── RECORDS PROVIDED
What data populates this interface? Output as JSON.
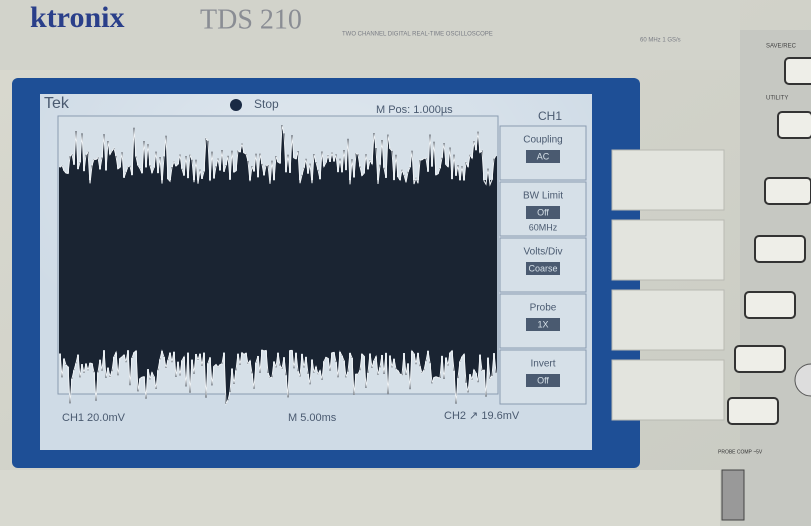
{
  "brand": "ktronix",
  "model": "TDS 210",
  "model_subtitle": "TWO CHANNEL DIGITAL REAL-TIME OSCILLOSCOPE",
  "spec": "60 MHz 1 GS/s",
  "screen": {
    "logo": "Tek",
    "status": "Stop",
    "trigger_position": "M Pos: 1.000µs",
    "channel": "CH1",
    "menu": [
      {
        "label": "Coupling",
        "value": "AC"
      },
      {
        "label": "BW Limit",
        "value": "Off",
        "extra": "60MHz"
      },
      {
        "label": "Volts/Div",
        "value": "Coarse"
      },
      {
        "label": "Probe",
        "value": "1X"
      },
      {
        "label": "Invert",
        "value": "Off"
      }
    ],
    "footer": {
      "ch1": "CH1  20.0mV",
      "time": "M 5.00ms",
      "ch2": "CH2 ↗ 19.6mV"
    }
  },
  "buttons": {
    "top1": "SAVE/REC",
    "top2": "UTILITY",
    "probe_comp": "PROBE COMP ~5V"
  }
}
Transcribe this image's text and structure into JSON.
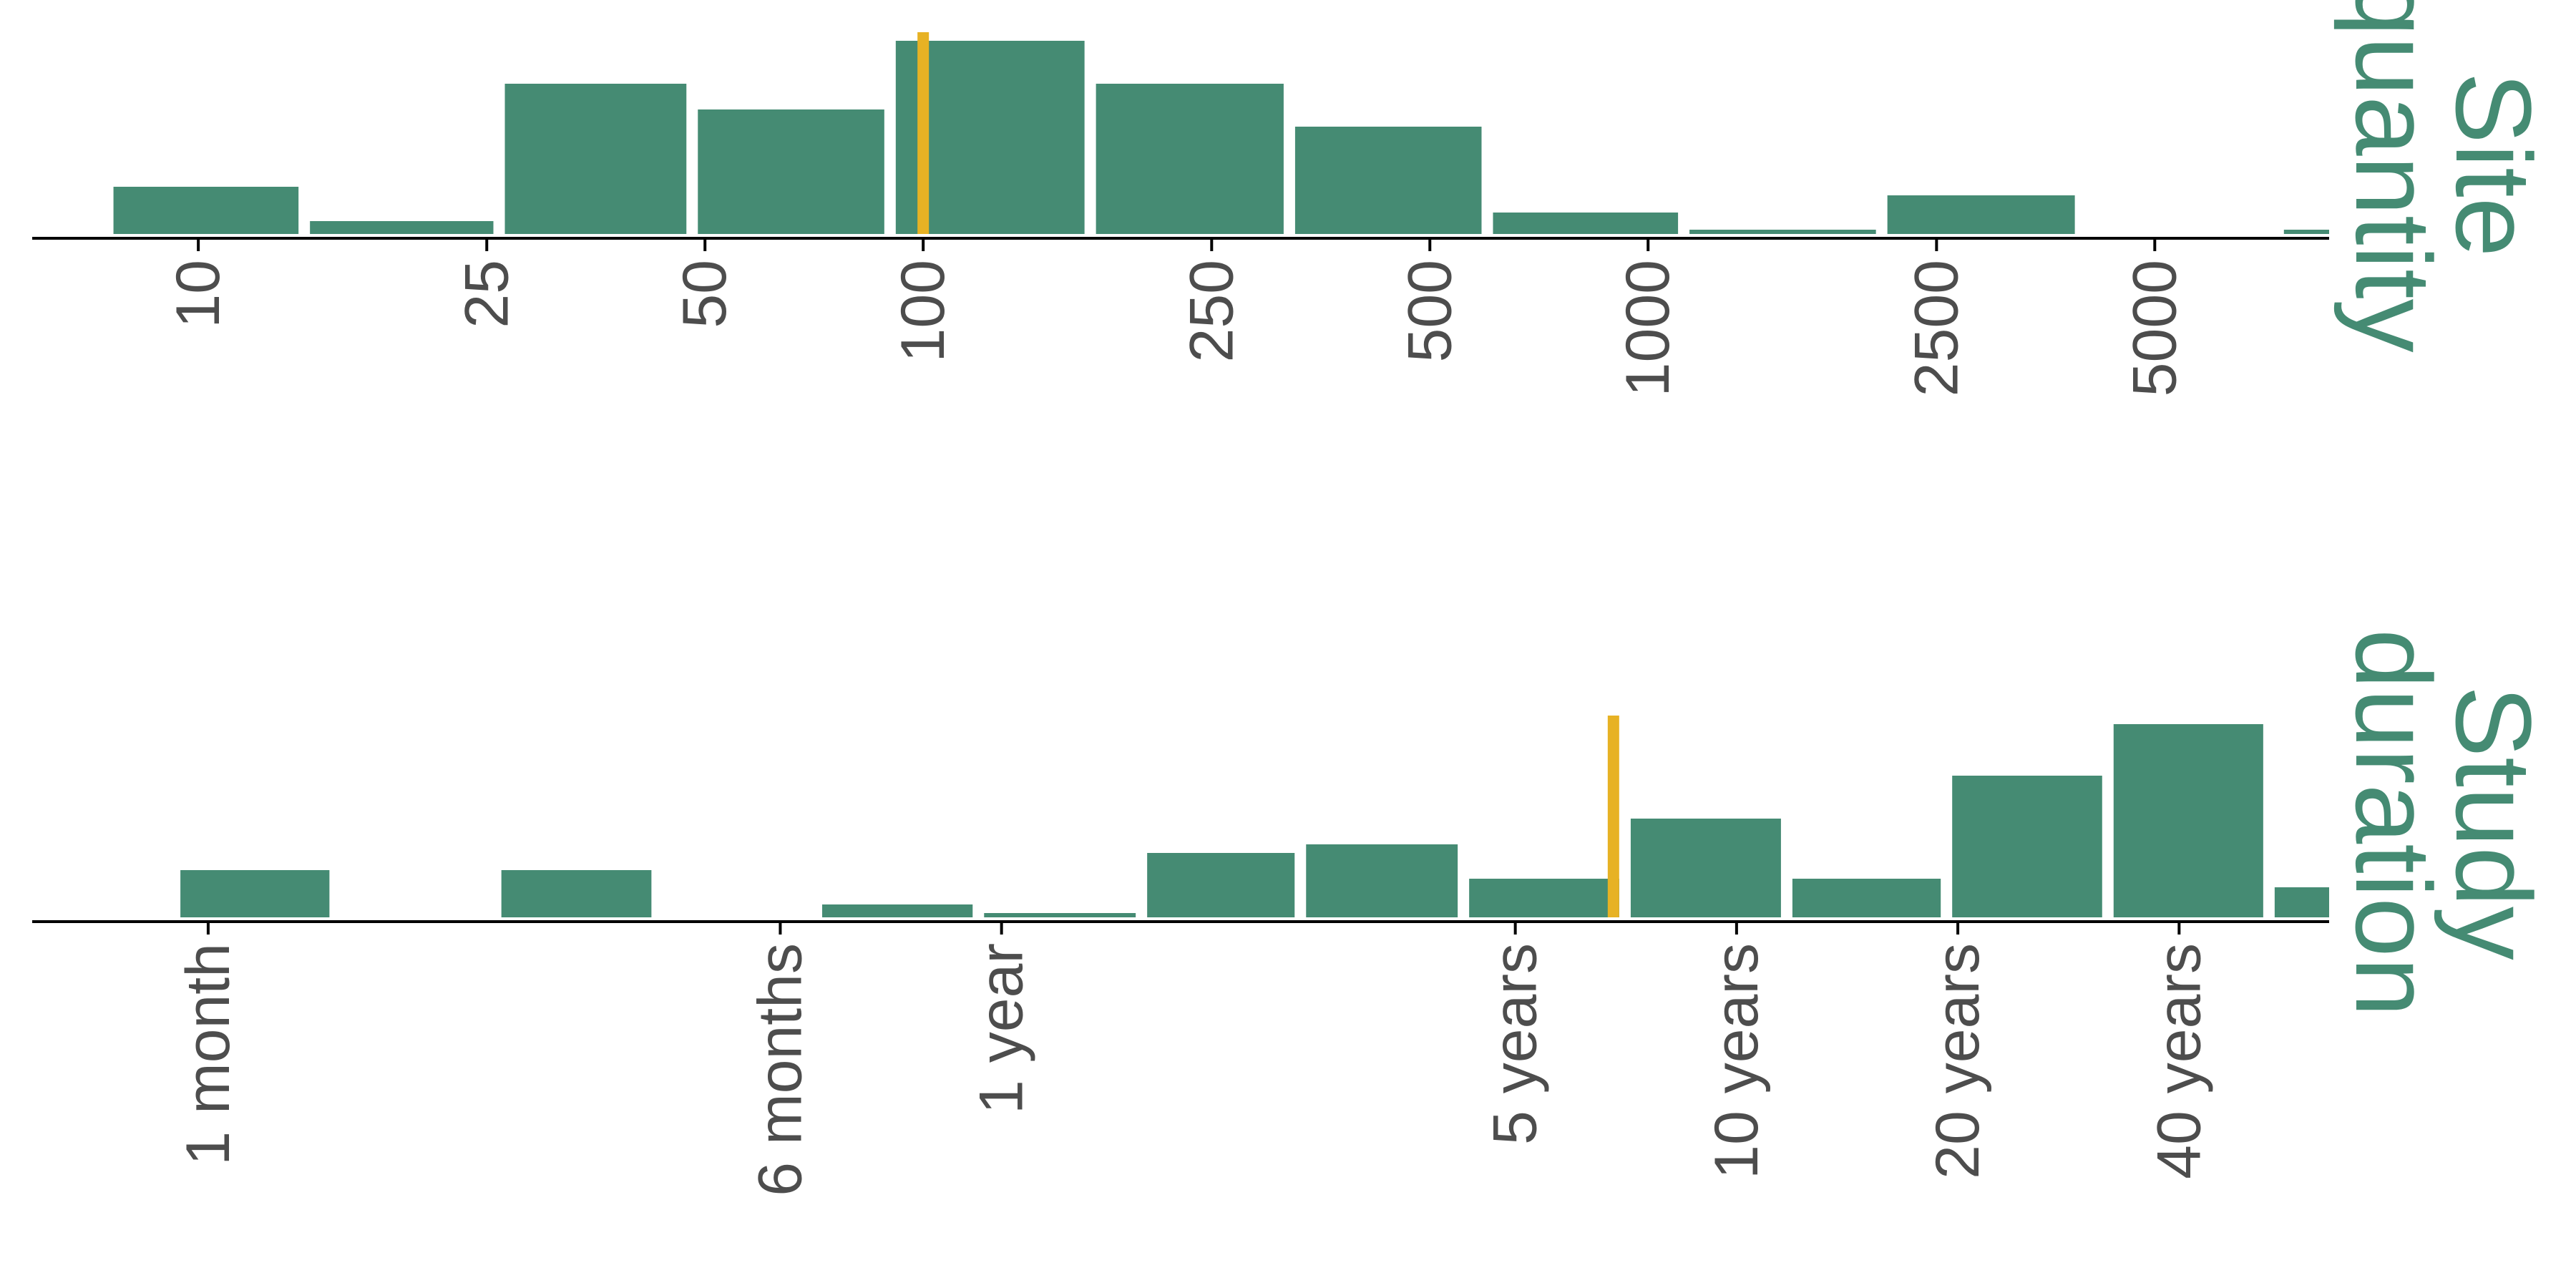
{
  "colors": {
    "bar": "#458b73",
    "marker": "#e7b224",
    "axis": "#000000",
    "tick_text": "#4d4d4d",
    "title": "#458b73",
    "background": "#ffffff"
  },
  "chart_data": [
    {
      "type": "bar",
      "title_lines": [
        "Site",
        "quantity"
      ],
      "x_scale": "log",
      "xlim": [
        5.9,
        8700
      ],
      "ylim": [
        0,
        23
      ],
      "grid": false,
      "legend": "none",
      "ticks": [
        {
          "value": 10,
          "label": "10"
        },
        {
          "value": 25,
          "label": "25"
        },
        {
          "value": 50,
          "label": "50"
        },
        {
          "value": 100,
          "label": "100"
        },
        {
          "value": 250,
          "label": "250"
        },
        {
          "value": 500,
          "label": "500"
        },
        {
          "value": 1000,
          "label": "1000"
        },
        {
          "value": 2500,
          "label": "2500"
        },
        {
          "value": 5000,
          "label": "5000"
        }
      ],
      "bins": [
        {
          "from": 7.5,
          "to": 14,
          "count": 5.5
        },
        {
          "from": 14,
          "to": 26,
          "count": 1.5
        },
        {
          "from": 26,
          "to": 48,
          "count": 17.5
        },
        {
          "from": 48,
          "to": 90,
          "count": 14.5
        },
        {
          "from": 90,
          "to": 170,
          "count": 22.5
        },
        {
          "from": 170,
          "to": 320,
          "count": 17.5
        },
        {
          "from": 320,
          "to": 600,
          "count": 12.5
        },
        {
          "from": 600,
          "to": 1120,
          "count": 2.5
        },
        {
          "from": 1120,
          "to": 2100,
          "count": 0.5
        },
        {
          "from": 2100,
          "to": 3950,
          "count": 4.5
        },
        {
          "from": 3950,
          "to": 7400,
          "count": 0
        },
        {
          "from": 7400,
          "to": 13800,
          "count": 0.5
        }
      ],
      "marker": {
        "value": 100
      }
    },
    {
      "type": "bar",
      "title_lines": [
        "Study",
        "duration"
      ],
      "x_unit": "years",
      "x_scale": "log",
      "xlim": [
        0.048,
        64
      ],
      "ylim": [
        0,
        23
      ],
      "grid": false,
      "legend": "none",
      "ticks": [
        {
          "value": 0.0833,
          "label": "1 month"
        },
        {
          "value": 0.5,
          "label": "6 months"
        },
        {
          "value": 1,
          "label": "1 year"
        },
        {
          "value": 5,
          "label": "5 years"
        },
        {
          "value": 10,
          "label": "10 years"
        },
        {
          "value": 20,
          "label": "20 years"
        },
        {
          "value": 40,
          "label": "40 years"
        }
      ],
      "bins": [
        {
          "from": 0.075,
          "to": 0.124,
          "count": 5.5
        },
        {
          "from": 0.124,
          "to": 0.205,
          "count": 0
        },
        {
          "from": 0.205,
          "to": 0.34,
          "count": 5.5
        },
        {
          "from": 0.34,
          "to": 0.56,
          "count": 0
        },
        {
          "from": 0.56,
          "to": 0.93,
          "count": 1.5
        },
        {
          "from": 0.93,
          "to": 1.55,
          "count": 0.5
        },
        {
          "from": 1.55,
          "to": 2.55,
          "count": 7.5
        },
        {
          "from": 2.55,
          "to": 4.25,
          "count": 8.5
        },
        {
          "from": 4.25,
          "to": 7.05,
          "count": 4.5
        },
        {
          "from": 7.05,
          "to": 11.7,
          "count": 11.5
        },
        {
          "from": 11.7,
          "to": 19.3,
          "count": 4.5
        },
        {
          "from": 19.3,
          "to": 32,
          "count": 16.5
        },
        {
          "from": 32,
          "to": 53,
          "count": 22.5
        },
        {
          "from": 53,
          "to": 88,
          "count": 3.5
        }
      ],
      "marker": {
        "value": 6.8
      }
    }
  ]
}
────
SET EXERCISE: Go through the material above and print all of it exactly, except the pictures.

WRITTEN RESPONSE:
What data populates this interface? Output as JSON.
{
  "brand": "ktronix",
  "model": "TDS 210",
  "model_subtitle": "TWO CHANNEL DIGITAL REAL-TIME OSCILLOSCOPE",
  "spec": "60 MHz 1 GS/s",
  "screen": {
    "logo": "Tek",
    "status": "Stop",
    "trigger_position": "M Pos: 1.000µs",
    "channel": "CH1",
    "menu": [
      {
        "label": "Coupling",
        "value": "AC"
      },
      {
        "label": "BW Limit",
        "value": "Off",
        "extra": "60MHz"
      },
      {
        "label": "Volts/Div",
        "value": "Coarse"
      },
      {
        "label": "Probe",
        "value": "1X"
      },
      {
        "label": "Invert",
        "value": "Off"
      }
    ],
    "footer": {
      "ch1": "CH1  20.0mV",
      "time": "M 5.00ms",
      "ch2": "CH2 ↗ 19.6mV"
    }
  },
  "buttons": {
    "top1": "SAVE/REC",
    "top2": "UTILITY",
    "probe_comp": "PROBE COMP ~5V"
  }
}
Transcribe this image's text and structure into JSON.
{
  "colors": {
    "bar": "#458b73",
    "marker": "#e7b224",
    "axis": "#000000",
    "tick_text": "#4d4d4d",
    "title": "#458b73",
    "background": "#ffffff"
  },
  "chart_data": [
    {
      "type": "bar",
      "title_lines": [
        "Site",
        "quantity"
      ],
      "x_scale": "log",
      "xlim": [
        5.9,
        8700
      ],
      "ylim": [
        0,
        23
      ],
      "grid": false,
      "legend": "none",
      "ticks": [
        {
          "value": 10,
          "label": "10"
        },
        {
          "value": 25,
          "label": "25"
        },
        {
          "value": 50,
          "label": "50"
        },
        {
          "value": 100,
          "label": "100"
        },
        {
          "value": 250,
          "label": "250"
        },
        {
          "value": 500,
          "label": "500"
        },
        {
          "value": 1000,
          "label": "1000"
        },
        {
          "value": 2500,
          "label": "2500"
        },
        {
          "value": 5000,
          "label": "5000"
        }
      ],
      "bins": [
        {
          "from": 7.5,
          "to": 14,
          "count": 5.5
        },
        {
          "from": 14,
          "to": 26,
          "count": 1.5
        },
        {
          "from": 26,
          "to": 48,
          "count": 17.5
        },
        {
          "from": 48,
          "to": 90,
          "count": 14.5
        },
        {
          "from": 90,
          "to": 170,
          "count": 22.5
        },
        {
          "from": 170,
          "to": 320,
          "count": 17.5
        },
        {
          "from": 320,
          "to": 600,
          "count": 12.5
        },
        {
          "from": 600,
          "to": 1120,
          "count": 2.5
        },
        {
          "from": 1120,
          "to": 2100,
          "count": 0.5
        },
        {
          "from": 2100,
          "to": 3950,
          "count": 4.5
        },
        {
          "from": 3950,
          "to": 7400,
          "count": 0
        },
        {
          "from": 7400,
          "to": 13800,
          "count": 0.5
        }
      ],
      "marker": {
        "value": 100
      }
    },
    {
      "type": "bar",
      "title_lines": [
        "Study",
        "duration"
      ],
      "x_unit": "years",
      "x_scale": "log",
      "xlim": [
        0.048,
        64
      ],
      "ylim": [
        0,
        23
      ],
      "grid": false,
      "legend": "none",
      "ticks": [
        {
          "value": 0.0833,
          "label": "1 month"
        },
        {
          "value": 0.5,
          "label": "6 months"
        },
        {
          "value": 1,
          "label": "1 year"
        },
        {
          "value": 5,
          "label": "5 years"
        },
        {
          "value": 10,
          "label": "10 years"
        },
        {
          "value": 20,
          "label": "20 years"
        },
        {
          "value": 40,
          "label": "40 years"
        }
      ],
      "bins": [
        {
          "from": 0.075,
          "to": 0.124,
          "count": 5.5
        },
        {
          "from": 0.124,
          "to": 0.205,
          "count": 0
        },
        {
          "from": 0.205,
          "to": 0.34,
          "count": 5.5
        },
        {
          "from": 0.34,
          "to": 0.56,
          "count": 0
        },
        {
          "from": 0.56,
          "to": 0.93,
          "count": 1.5
        },
        {
          "from": 0.93,
          "to": 1.55,
          "count": 0.5
        },
        {
          "from": 1.55,
          "to": 2.55,
          "count": 7.5
        },
        {
          "from": 2.55,
          "to": 4.25,
          "count": 8.5
        },
        {
          "from": 4.25,
          "to": 7.05,
          "count": 4.5
        },
        {
          "from": 7.05,
          "to": 11.7,
          "count": 11.5
        },
        {
          "from": 11.7,
          "to": 19.3,
          "count": 4.5
        },
        {
          "from": 19.3,
          "to": 32,
          "count": 16.5
        },
        {
          "from": 32,
          "to": 53,
          "count": 22.5
        },
        {
          "from": 53,
          "to": 88,
          "count": 3.5
        }
      ],
      "marker": {
        "value": 6.8
      }
    }
  ]
}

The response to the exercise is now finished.